__What the task requires__:
Each entry below must be repeated word for word.

>>>

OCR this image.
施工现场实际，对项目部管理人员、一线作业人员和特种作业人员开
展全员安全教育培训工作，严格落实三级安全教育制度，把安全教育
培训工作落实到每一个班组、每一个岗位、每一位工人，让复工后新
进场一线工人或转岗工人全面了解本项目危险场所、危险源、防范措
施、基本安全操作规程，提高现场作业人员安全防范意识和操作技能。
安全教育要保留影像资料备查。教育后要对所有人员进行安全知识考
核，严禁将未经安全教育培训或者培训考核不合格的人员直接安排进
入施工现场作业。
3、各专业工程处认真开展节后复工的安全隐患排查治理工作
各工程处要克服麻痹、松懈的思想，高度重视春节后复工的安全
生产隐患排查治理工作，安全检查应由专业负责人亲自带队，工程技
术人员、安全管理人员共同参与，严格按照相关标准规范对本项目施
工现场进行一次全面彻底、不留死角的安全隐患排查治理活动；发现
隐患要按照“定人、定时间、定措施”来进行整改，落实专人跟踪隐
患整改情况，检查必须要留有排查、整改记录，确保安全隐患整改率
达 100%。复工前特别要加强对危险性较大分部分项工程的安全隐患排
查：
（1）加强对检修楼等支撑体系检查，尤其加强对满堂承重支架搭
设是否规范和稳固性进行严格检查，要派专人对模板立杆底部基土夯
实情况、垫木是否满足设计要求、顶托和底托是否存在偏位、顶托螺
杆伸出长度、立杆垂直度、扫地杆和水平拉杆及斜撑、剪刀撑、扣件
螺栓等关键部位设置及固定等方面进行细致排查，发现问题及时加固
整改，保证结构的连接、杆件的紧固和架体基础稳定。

<<<

__Exercise output__:
OCR this image.
施工现场实际，对项目部管理人员、一线作业人员和特种作业人员开
展全员安全教育培训工作，严格落实三级安全教育制度，把安全教育
培训工作落实到每一个班组、每一个岗位、每一位工人，让复工后新
进场一线工人或转岗工人全面了解本项目危险场所、危险源、防范措
施、基本安全操作规程，提高现场作业人员安全防范意识和操作技能。
安全教育要保留影像资料备查。教育后要对所有人员进行安全知识考
核，严禁将未经安全教育培训或者培训考核不合格的人员直接安排进
入施工现场作业。
3、各专业工程处认真开展节后复工的安全隐患排查治理工作
各工程处要克服麻痹、松懈的思想，高度重视春节后复工的安全
生产隐患排查治理工作，安全检查应由专业负责人亲自带队，工程技
术人员、安全管理人员共同参与，严格按照相关标准规范对本项目施
工现场进行一次全面彻底、不留死角的安全隐患排查治理活动；发现
隐患要按照“定人、定时间、定措施”来进行整改，落实专人跟踪隐
患整改情况，检查必须要留有排查、整改记录，确保安全隐患整改率
达 100%。复工前特别要加强对危险性较大分部分项工程的安全隐患排
查：
（1）加强对检修楼等支撑体系检查，尤其加强对满堂承重支架搭
设是否规范和稳固性进行严格检查，要派专人对模板立杆底部基土夯
实情况、垫木是否满足设计要求、顶托和底托是否存在偏位、顶托螺
杆伸出长度、立杆垂直度、扫地杆和水平拉杆及斜撑、剪刀撑、扣件
螺栓等关键部位设置及固定等方面进行细致排查，发现问题及时加固
整改，保证结构的连接、杆件的紧固和架体基础稳定。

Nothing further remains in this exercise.